Stated goal:
Write out every line of the records as a numbered list, skipping blank lines and leaving out the pictures.

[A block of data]
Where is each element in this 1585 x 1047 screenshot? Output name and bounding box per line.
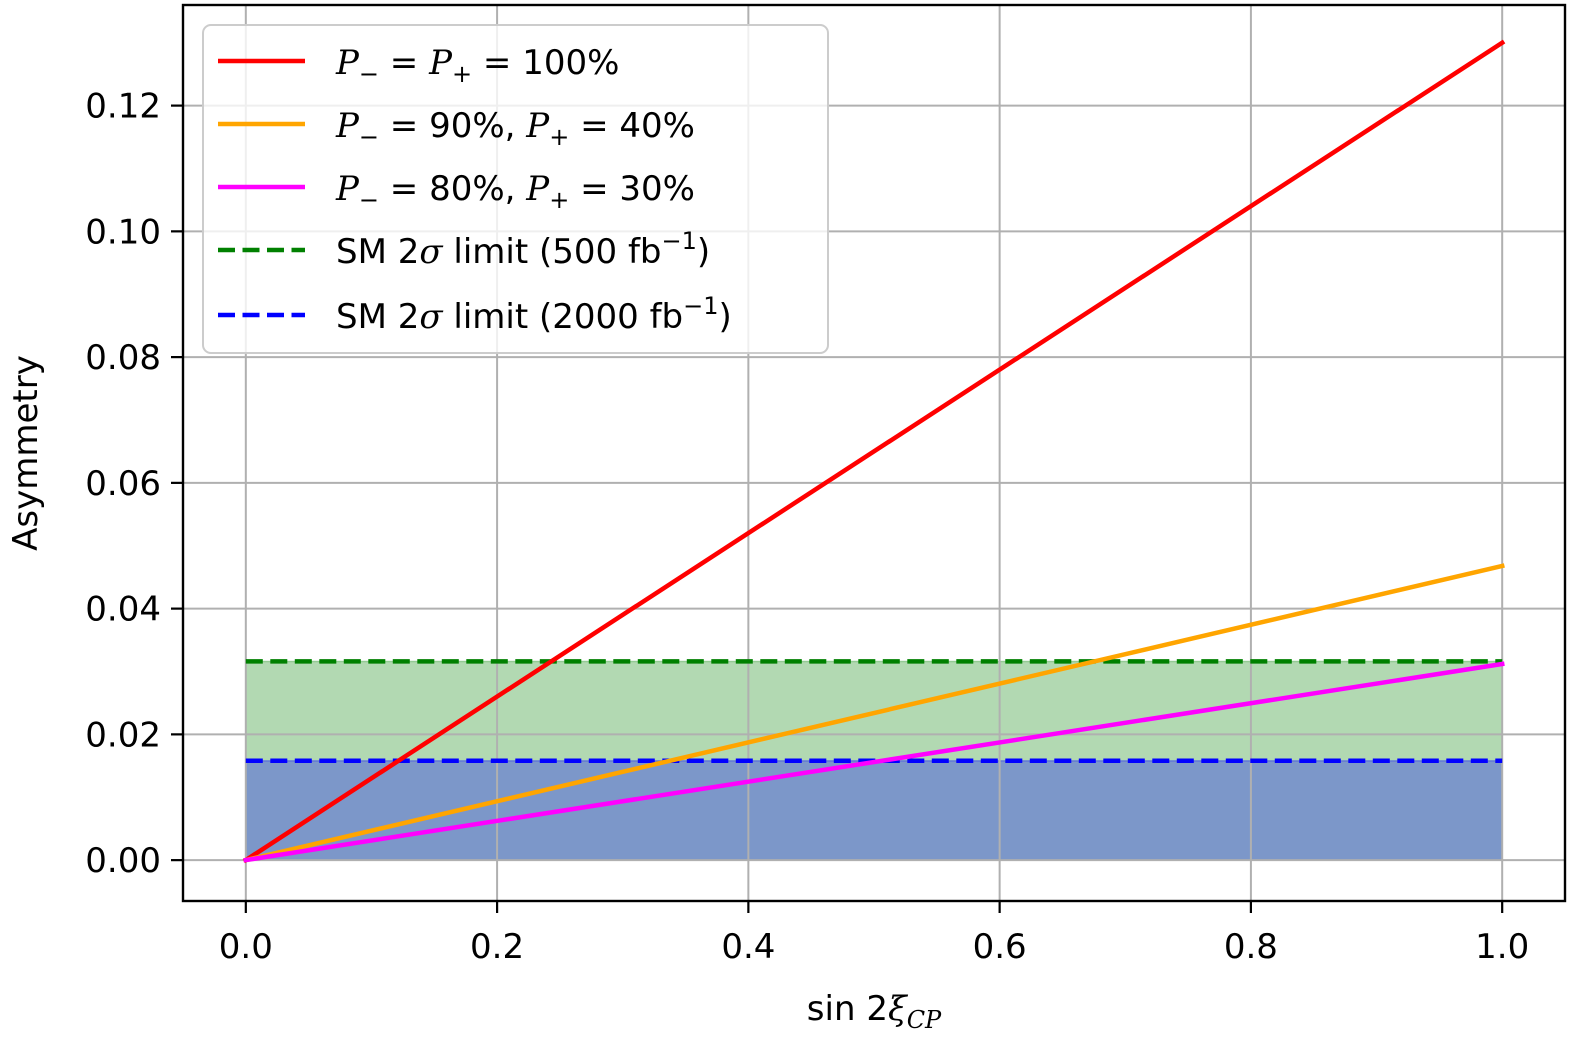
legend: P− = P+ = 100% P− = 90%, P+ = 40% P− = 80%… <box>202 24 829 354</box>
y-tick-label-3: 0.06 <box>85 464 161 504</box>
y-tick-label-5: 0.10 <box>85 212 161 252</box>
x-axis-label: sin 2ξCP <box>807 989 942 1034</box>
axes-frame <box>181 3 1567 903</box>
axis-ticks: 0.0 0.2 0.4 0.6 0.8 1.0 0.00 0.02 0.04 0.06 0.08 0.… <box>85 87 1529 967</box>
y-tick-label-1: 0.02 <box>85 715 161 755</box>
x-tick-label-3: 0.6 <box>973 927 1027 967</box>
series-line-p100 <box>242 39 1506 864</box>
x-tick-label-1: 0.2 <box>470 927 524 967</box>
y-axis-label: Asymmetry <box>6 355 46 551</box>
legend-label-p100: P− = P+ = 100% <box>335 43 619 88</box>
legend-label-sm500: SM 2σ limit (500 fb−1) <box>336 227 710 272</box>
legend-label-p80: P− = 80%, P+ = 30% <box>335 169 695 214</box>
y-tick-label-4: 0.08 <box>85 338 161 378</box>
x-axis-label-func: sin 2 <box>807 989 888 1029</box>
x-tick-label-2: 0.4 <box>721 927 775 967</box>
legend-label-p90: P− = 90%, P+ = 40% <box>335 106 695 151</box>
band-sm2000 <box>245 760 1503 861</box>
series-lines <box>242 39 1506 864</box>
series-line-p90 <box>243 563 1505 863</box>
x-axis-label-sub: CP <box>907 1006 942 1034</box>
x-axis-label-var: ξ <box>888 989 909 1029</box>
x-tick-label-5: 1.0 <box>1475 927 1529 967</box>
x-tick-label-0: 0.0 <box>219 927 273 967</box>
y-tick-label-0: 0.00 <box>85 841 161 881</box>
legend-box <box>202 24 829 354</box>
y-tick-label-6: 0.12 <box>85 87 161 127</box>
y-tick-label-2: 0.04 <box>85 590 161 630</box>
legend-label-sm2000: SM 2σ limit (2000 fb−1) <box>336 292 732 337</box>
series-line-p80 <box>243 661 1505 863</box>
x-tick-label-4: 0.8 <box>1224 927 1278 967</box>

Response to the task:
1. Where is each element in this 1585 x 1047 screenshot? Output name and bounding box per line.
2. legend: P− = P+ = 100% P− = 90%, P+ = 40% P− = 80%… <box>202 24 829 354</box>
3. y-tick-label-3: 0.06 <box>85 464 161 504</box>
4. y-tick-label-5: 0.10 <box>85 212 161 252</box>
5. x-axis-label: sin 2ξCP <box>807 989 942 1034</box>
6. axes-frame <box>181 3 1567 903</box>
7. axis-ticks: 0.0 0.2 0.4 0.6 0.8 1.0 0.00 0.02 0.04 0.06 0.08 0.… <box>85 87 1529 967</box>
8. y-tick-label-1: 0.02 <box>85 715 161 755</box>
9. x-tick-label-3: 0.6 <box>973 927 1027 967</box>
10. series-line-p100 <box>242 39 1506 864</box>
11. x-tick-label-1: 0.2 <box>470 927 524 967</box>
12. y-axis-label: Asymmetry <box>6 355 46 551</box>
13. legend-label-p100: P− = P+ = 100% <box>335 43 619 88</box>
14. legend-label-sm500: SM 2σ limit (500 fb−1) <box>336 227 710 272</box>
15. legend-label-p80: P− = 80%, P+ = 30% <box>335 169 695 214</box>
16. y-tick-label-4: 0.08 <box>85 338 161 378</box>
17. x-axis-label-func: sin 2 <box>807 989 888 1029</box>
18. x-tick-label-2: 0.4 <box>721 927 775 967</box>
19. legend-label-p90: P− = 90%, P+ = 40% <box>335 106 695 151</box>
20. band-sm2000 <box>245 760 1503 861</box>
21. series-lines <box>242 39 1506 864</box>
22. series-line-p90 <box>243 563 1505 863</box>
23. x-axis-label-sub: CP <box>907 1006 942 1034</box>
24. x-axis-label-var: ξ <box>888 989 909 1029</box>
25. x-tick-label-5: 1.0 <box>1475 927 1529 967</box>
26. x-tick-label-0: 0.0 <box>219 927 273 967</box>
27. y-tick-label-0: 0.00 <box>85 841 161 881</box>
28. legend-box <box>202 24 829 354</box>
29. y-tick-label-6: 0.12 <box>85 87 161 127</box>
30. y-tick-label-2: 0.04 <box>85 590 161 630</box>
31. legend-label-sm2000: SM 2σ limit (2000 fb−1) <box>336 292 732 337</box>
32. series-line-p80 <box>243 661 1505 863</box>
33. x-tick-label-4: 0.8 <box>1224 927 1278 967</box>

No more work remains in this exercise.